[Estratto scelto]
Sulle liste della sinistra borghese pesa la radicata concezione elettoralista e di sponda elettorale delle lotte nelle istituzioni della borghesia invece di promuovere la crescita del numero di organismi operai e popolari e sostenerne il lavoro per attuare dal basso e da subito le parti progressiste della Costituzione.
La borghesia e i media di regime gongolano sulla disfatta del M5S e sul presunto rafforzamento dei partiti delle Larghe intese. Ma la realtà è che quando non c’è un punto di riferimento e di raccolta dello sdegno e della mobilitazione popolare  (nel programma e nell’azione, nel fare subito quello che è possibile fare per gli interessi dei lavoratori e delle masse popolari senza aspettare di vincere le elezioni) la situazione continua a marcire e continuano a proliferare affaristi e politicanti dei partiti delle Larghe intese e della sinistra borghese. La linea di poter cambiare le cose per via elettorale (o quando il M5S andrà al governo) senza la mobilitazione delle masse popolari è seminare illusioni o imbrogliare: a dimostrarlo è il triste epilogo del governo Tsipras.
L’unica linea efficace e di prospettiva anche sul terreno elettorale per chi vuole lavorare con possibilità di successo è principalmente dedicarsi a promuovere la crescita del numero di organismi operai e popolari e sostenerne il lavoro e la loro organizzazione: i sindaci e gli amministratori progressisti o vanno su questa strada o faranno la fine di quello che, con tutta evidenza, è avviata a fare Virginia Raggi a Roma.
La questione politica che emerge con sempre maggiore chiarezza è che la questione non è conquistarsi più autonomia locale ma prendere in mano le redini del paese e che i sindaci e le città “ribelli” devono lavorare affinché le masse popolari organizzate instaurino un loro governo di emergenza che attui misure di emergenza su lavoro, ambiente, casa e diritti, un governo che rompe con la Comunità Internazionale e le sue istituzioni (Nato, UE, BCE e FMI).
La costruzione del movimento di “attuazione dal basso e da subito delle parti progressiste della Costituzione” deve essere indirizzato e deve lavorare con l’obiettivo di prendere in mano il governo del paese, con un governo d’emergenza popolare deciso ad attuare le parti progressiste della Costituzione. Un governo costituito dalle organizzazioni operaie e popolari e da uomini di loro fiducia, alternativo alle istituzioni e ai partiti che in questi anni si sono opposti e continuano a opporsi all’attuazione delle parti progressiste della Costituzione. Istituzioni e partiti della Larghe intese che sono artefici o complici della devastazione e del saccheggio del paese.

[Consegna] Nell'estratto scelto, con quali istituzioni dovrebbe rompere il governo di emergenza delle masse popolari? Le voci riportate qui provengono da un'altra fonte.

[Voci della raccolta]
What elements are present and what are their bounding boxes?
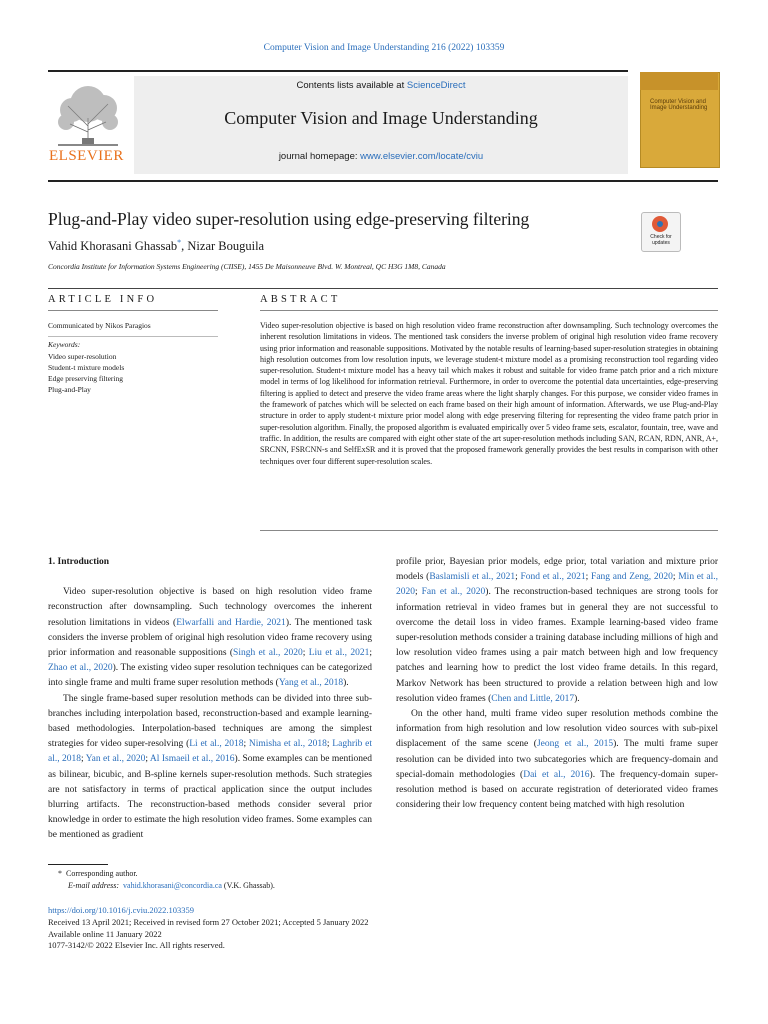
footnote-rule: [48, 864, 108, 865]
citation-link[interactable]: Chen and Little, 2017: [491, 693, 575, 704]
abstract-heading: ABSTRACT: [260, 294, 341, 305]
homepage-link[interactable]: www.elsevier.com/locate/cviu: [360, 151, 484, 162]
doi-link[interactable]: https://doi.org/10.1016/j.cviu.2022.103359: [48, 905, 194, 915]
citation-link[interactable]: Elwarfalli and Hardie, 2021: [176, 617, 286, 628]
body-column-right: [396, 555, 718, 813]
author-name: Vahid Khorasani Ghassab: [48, 239, 178, 254]
citation-link[interactable]: Yang et al., 2018: [278, 678, 344, 689]
journal-reference-link[interactable]: Computer Vision and Image Understanding 216 (2022) 103359: [263, 43, 505, 53]
author-separator: ,: [181, 239, 188, 254]
affiliation: Concordia Institute for Information Systems Engineering (CIISE), 1455 De Maisonneuve Blvd. W. Montreal, QC H3G 1M8, Canada: [48, 262, 446, 271]
email-owner: (V.K. Ghassab).: [223, 881, 275, 890]
abstract-text: Video super-resolution objective is based on high resolution video frame reconstruction after downsampling. Such technology overcomes the inherent resolution limitations in videos. The mentioned task considers the inverse problem of original high resolution video frame recovery using prior information and reasonable suppositions. Motivated by the notable results of learning-based super-resolution strategies in obtaining high resolution outcomes from low resolution inputs, we leverage student-t mixture model as a promising reconstruction tool regarding video super-resolution. Student-t mixture model has a heavy tail which makes it robust and suitable for video frame patch prior and a rich mixture model in terms of log likelihood for information retrieval. Furthermore, in order to overcome the potential data uncertainties, edge-preserving filtering is applied to detect and preserve the video frame areas where the light sharply changes. For this purpose, we consider video frames in the framework of patches which will be selected on each frame based on their high amount of information. Afterwards, we use Plug-and-Play structure in order to apply student-t mixture prior model along with edge preserving filtering for representing the video frame patch prior in super-resolution algorithm. Finally, the proposed algorithm is evaluated empirically over 5 video frame sets, escalator, fountain, tree, wave and traffic. In addition, the results are compared with eight other state of the art super-resolution methods including SAN, RCAN, RDN, ANR, A+, SRCNN, FSRCNN-s and SelfExSR and it is proved that the proposed framework generally provides the best results in comparison with other techniques over four different super-resolution scales.: [260, 321, 718, 466]
journal-title: Computer Vision and Image Understanding: [224, 108, 538, 128]
citation-link[interactable]: Al Ismaeil et al., 2016: [149, 754, 235, 765]
communicated-by: Communicated by Nikos Paragios: [48, 321, 151, 330]
journal-cover-title: Computer Vision and Image Understanding: [650, 99, 708, 111]
paragraph: Video super-resolution objective is based on high resolution video frame reconstruction after downsampling. Such technology overcomes the inherent resolution limitations in videos (Elwarfalli and Hardie, 2021). The mentioned task considers the inverse problem of original high resolution video frame recovery using prior information and reasonable suppositions (Singh et al., 2020; Liu et al., 2021; Zhao et al., 2020). The existing video super resolution techniques can be categorized into single frame and multi frame super resolution methods (Yang et al., 2018).: [48, 587, 373, 689]
corresponding-author-mark[interactable]: *: [177, 238, 182, 247]
header-top-rule: [48, 70, 628, 72]
available-online: Available online 11 January 2022: [48, 928, 162, 939]
paper-title: Plug-and-Play video super-resolution using edge-preserving filtering: [48, 209, 530, 229]
author-email-link[interactable]: vahid.khorasani@concordia.ca: [123, 881, 222, 890]
footnote-mark: *: [58, 869, 62, 878]
article-info-heading: ARTICLE INFO: [48, 294, 158, 305]
contents-line: [134, 80, 628, 91]
header-bottom-rule: [48, 180, 718, 182]
citation-link[interactable]: Fan et al., 2020: [421, 587, 486, 598]
keyword: Video super-resolution: [48, 352, 117, 361]
citation-link[interactable]: Jeong et al., 2015: [536, 739, 614, 750]
citation-link[interactable]: Yan et al., 2020: [85, 754, 146, 765]
keyword: Student-t mixture models: [48, 363, 125, 372]
paragraph: On the other hand, multi frame video super resolution methods combine the information from high resolution and low resolution video sources with sub-pixel displacement of the same scene (Jeong et al., 2015). The multi frame super resolution can be divided into two subcategories which are frequency-domain and special-domain methodologies (Dai et al., 2016). The frequency-domain super-resolution method is based on accurate registration of deteriorated video frames considering their low frequency content being matched with high resolution: [396, 709, 719, 811]
homepage-prefix: journal homepage:: [278, 151, 361, 162]
body-column-left: [48, 555, 372, 844]
keyword: Plug-and-Play: [48, 385, 91, 394]
citation-link[interactable]: Min et al., 2020: [396, 572, 718, 598]
abstract-rule: [260, 310, 718, 311]
keywords-label: Keywords:: [48, 340, 81, 349]
article-info-rule: [48, 310, 218, 311]
citation-link[interactable]: Fang and Zeng, 2020: [591, 572, 673, 583]
citation-link[interactable]: Fond et al., 2021: [520, 572, 586, 583]
citation-link[interactable]: Zhao et al., 2020: [48, 663, 113, 674]
citation-link[interactable]: Laghrib et al., 2018: [48, 739, 373, 765]
received-dates: Received 13 April 2021; Received in revised form 27 October 2021; Accepted 5 January 2022: [48, 916, 369, 927]
author-name: Nizar Bouguila: [187, 239, 265, 254]
citation-link[interactable]: Nimisha et al., 2018: [248, 739, 327, 750]
keywords-rule: [48, 336, 218, 337]
email-label: E-mail address:: [68, 881, 120, 890]
keywords-list: [48, 351, 124, 395]
check-updates-icon-center: [657, 221, 663, 227]
author-list: [48, 238, 264, 254]
footnote: [58, 868, 275, 892]
citation-link[interactable]: Dai et al., 2016: [523, 769, 590, 780]
elsevier-wordmark: ELSEVIER: [49, 148, 124, 164]
section-rule: [48, 288, 718, 289]
citation-link[interactable]: Liu et al., 2021: [308, 648, 370, 659]
homepage-line: [134, 151, 628, 162]
paragraph: profile prior, Bayesian prior models, edge prior, total variation and mixture prior models (Baslamisli et al., 2021; Fond et al., 2021; Fang and Zeng, 2020; Min et al., 2020; Fan et al., 2020). The reconstruction-based techniques are strong tools for information retrieval in video frames but in general they are not successful to overcome the detail loss in video frames. Example learning-based video frame super-resolution methods consider a training database including millions of high and low resolution video frames using a pair match between high and low frequency patches and learning how to predict the lost video frame details. In this regard, Markov Network has been structured to provide a relation between high and low resolution video frames (Chen and Little, 2017).: [396, 557, 718, 704]
citation-link[interactable]: Li et al., 2018: [189, 739, 244, 750]
citation-link[interactable]: Baslamisli et al., 2021: [429, 572, 516, 583]
keyword: Edge preserving filtering: [48, 374, 123, 383]
paragraph: The single frame-based super resolution methods can be divided into three sub-branches including interpolation based, reconstruction-based and example learning-based methodologies. Interpolation-based techniques are among the simplest strategies for video super-resolving (Li et al., 2018; Nimisha et al., 2018; Laghrib et al., 2018; Yan et al., 2020; Al Ismaeil et al., 2016). Some examples can be mentioned as bilinear, bicubic, and B-spline kernels super-resolution methods. Such strategies are not satisfactory in terms of practical application since the output includes blurring artifacts. The reconstruction-based methods consider several prior knowledge in order to estimate the high resolution video frames. Some examples can be mentioned as gradient: [48, 693, 373, 841]
journal-cover-band: [640, 72, 718, 90]
section-heading: 1. Introduction: [48, 557, 110, 567]
publication-info: [48, 905, 369, 952]
sciencedirect-link[interactable]: ScienceDirect: [406, 80, 466, 91]
check-updates-label: Check for updates: [650, 234, 672, 246]
copyright: 1077-3142/© 2022 Elsevier Inc. All rights reserved.: [48, 940, 225, 951]
abstract-end-rule: [260, 530, 718, 531]
footnote-text: Corresponding author.: [66, 869, 138, 878]
contents-prefix: Contents lists available at: [296, 80, 407, 91]
citation-link[interactable]: Singh et al., 2020: [233, 648, 303, 659]
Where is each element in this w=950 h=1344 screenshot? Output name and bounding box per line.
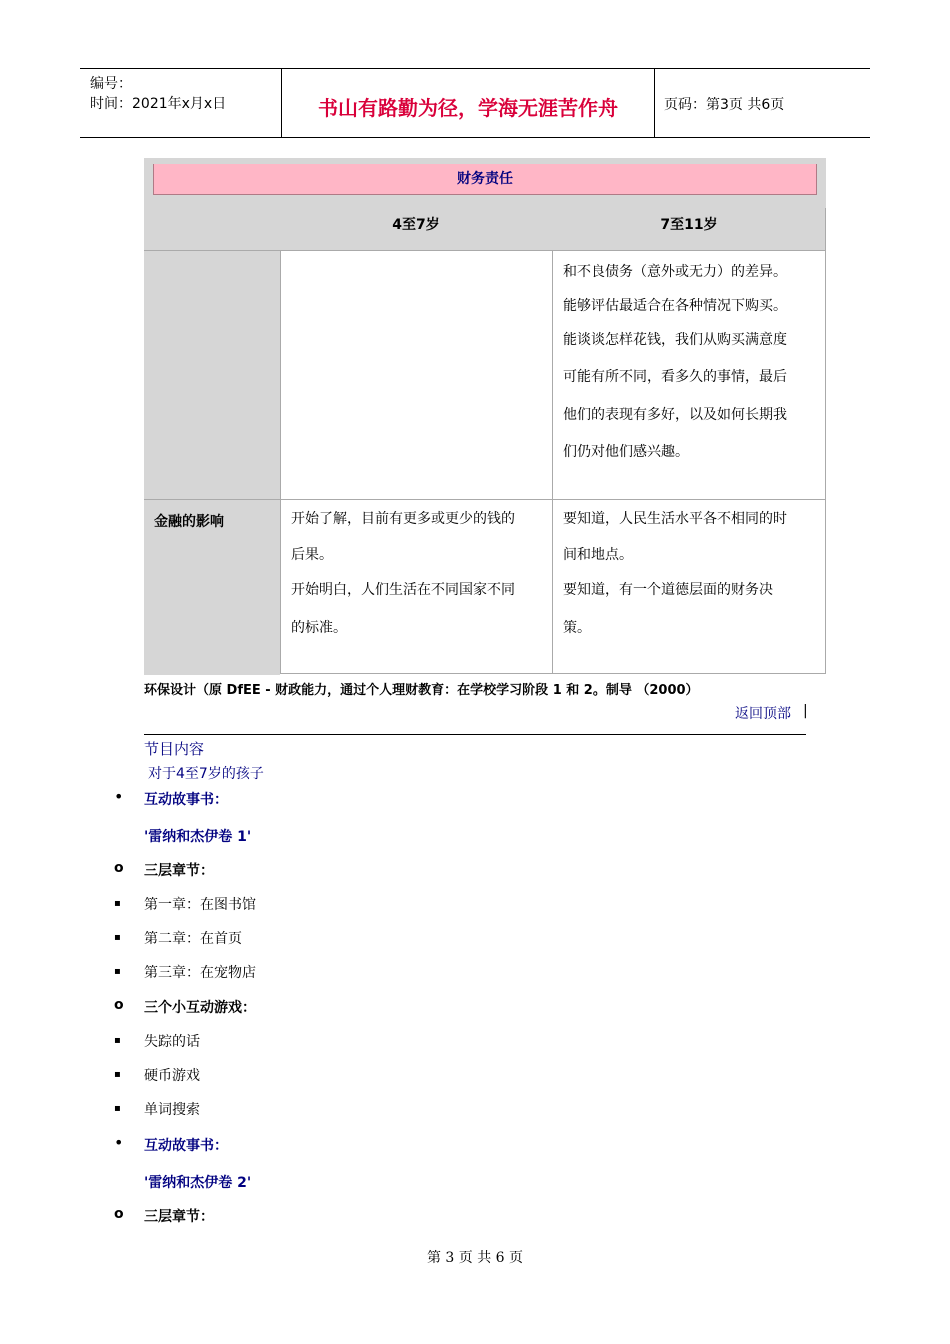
doc-number-label: 编号： [90, 76, 132, 92]
list-item: 三层章节： [144, 1209, 214, 1225]
back-separator: | [803, 703, 808, 719]
column-header-7-11: 7至11岁 [660, 217, 718, 233]
text-line: 们仍对他们感兴趣。 [563, 444, 689, 460]
list-item: 三个小互动游戏： [144, 1000, 256, 1016]
list-item: '雷纳和杰伊卷 2' [144, 1175, 252, 1191]
square-marker: ▪ [114, 898, 121, 909]
table-header-row [144, 208, 826, 251]
header-center-cell [281, 69, 655, 137]
header-page-info: 页码：第3页 共6页 [664, 97, 785, 113]
text-line: 开始明白，人们生活在不同国家不同 [291, 582, 515, 598]
circle-marker: o [114, 997, 124, 1013]
row1-label-cell [144, 251, 280, 499]
row2-col1-cell [280, 499, 553, 674]
list-item: 互动故事书： [144, 792, 228, 808]
square-marker: ▪ [114, 966, 121, 977]
row1-col2-cell [552, 250, 826, 500]
bullet-marker: • [114, 787, 124, 806]
table-banner-title: 财务责任 [457, 171, 513, 187]
column-header-4-7: 4至7岁 [392, 217, 440, 233]
text-line: 策。 [563, 620, 591, 636]
row2-col1-text [291, 500, 544, 648]
square-marker: ▪ [114, 1103, 121, 1114]
section-divider [144, 734, 806, 735]
row2-col2-text [563, 500, 817, 648]
header-motto: 书山有路勤为径，学海无涯苦作舟 [318, 96, 618, 120]
text-line: 的标准。 [291, 620, 347, 636]
text-line: 他们的表现有多好，以及如何长期我 [563, 407, 787, 423]
header-right-cell [654, 69, 870, 137]
square-marker: ▪ [114, 932, 121, 943]
text-line: 可能有所不同，看多久的事情，最后 [563, 369, 787, 385]
bullet-marker: • [114, 1133, 124, 1152]
row1-col1-cell [280, 250, 553, 500]
text-line: 能够评估最适合在各种情况下购买。 [563, 298, 787, 314]
row2-label: 金融的影响 [154, 514, 224, 530]
circle-marker: o [114, 860, 124, 876]
list-item: 硬币游戏 [144, 1068, 200, 1084]
page-header [80, 68, 870, 138]
square-marker: ▪ [114, 1035, 121, 1046]
list-item: 三层章节： [144, 863, 214, 879]
header-left-cell [80, 69, 280, 137]
row2-label-cell [144, 499, 280, 675]
back-to-top-link[interactable]: 返回顶部 [735, 706, 791, 722]
text-line: 间和地点。 [563, 547, 633, 563]
list-item: '雷纳和杰伊卷 1' [144, 829, 252, 845]
row1-col2-text [563, 255, 817, 471]
doc-time-label: 时间：2021年x月x日 [90, 96, 227, 112]
list-item: 单词搜索 [144, 1102, 200, 1118]
section-title: 节目内容 [144, 740, 205, 758]
financial-responsibility-table [144, 158, 826, 674]
circle-marker: o [114, 1206, 124, 1222]
text-line: 要知道，人民生活水平各不相同的时 [563, 511, 787, 527]
text-line: 和不良债务（意外或无力）的差异。 [563, 264, 787, 280]
text-line: 能谈谈怎样花钱，我们从购买满意度 [563, 332, 787, 348]
list-item: 互动故事书： [144, 1138, 228, 1154]
row2-col2-cell [552, 499, 826, 674]
list-item: 第一章：在图书馆 [144, 897, 256, 913]
list-item: 第三章：在宠物店 [144, 965, 256, 981]
text-line: 要知道，有一个道德层面的财务决 [563, 582, 773, 598]
text-line: 后果。 [291, 547, 333, 563]
source-note: 环保设计（原 DfEE - 财政能力，通过个人理财教育：在学校学习阶段 1 和 2。制导 （2000） [144, 683, 699, 698]
list-item: 第二章：在首页 [144, 931, 242, 947]
section-subtitle: 对于4至7岁的孩子 [148, 766, 264, 782]
page-footer: 第 3 页 共 6 页 [426, 1250, 524, 1266]
square-marker: ▪ [114, 1069, 121, 1080]
table-banner [153, 164, 817, 195]
list-item: 失踪的话 [144, 1034, 200, 1050]
text-line: 开始了解，目前有更多或更少的钱的 [291, 511, 515, 527]
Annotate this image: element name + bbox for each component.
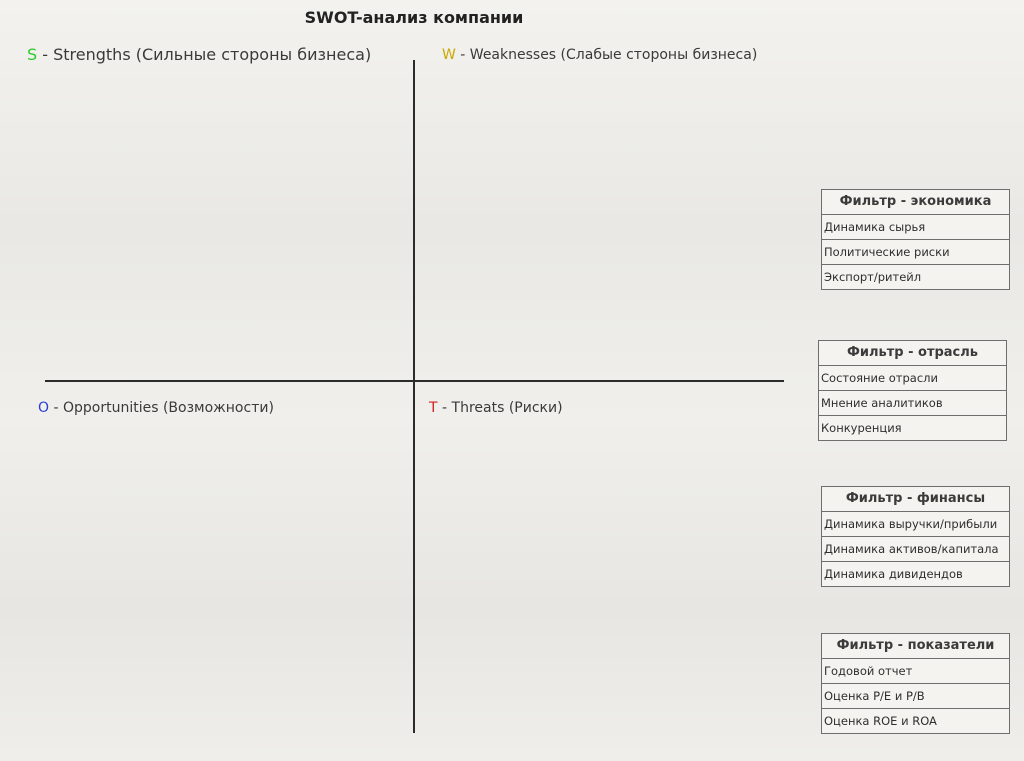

[Soluzione] Con la Comunità Internazionale e le sue istituzioni: Nato, UE, BCE e FMI.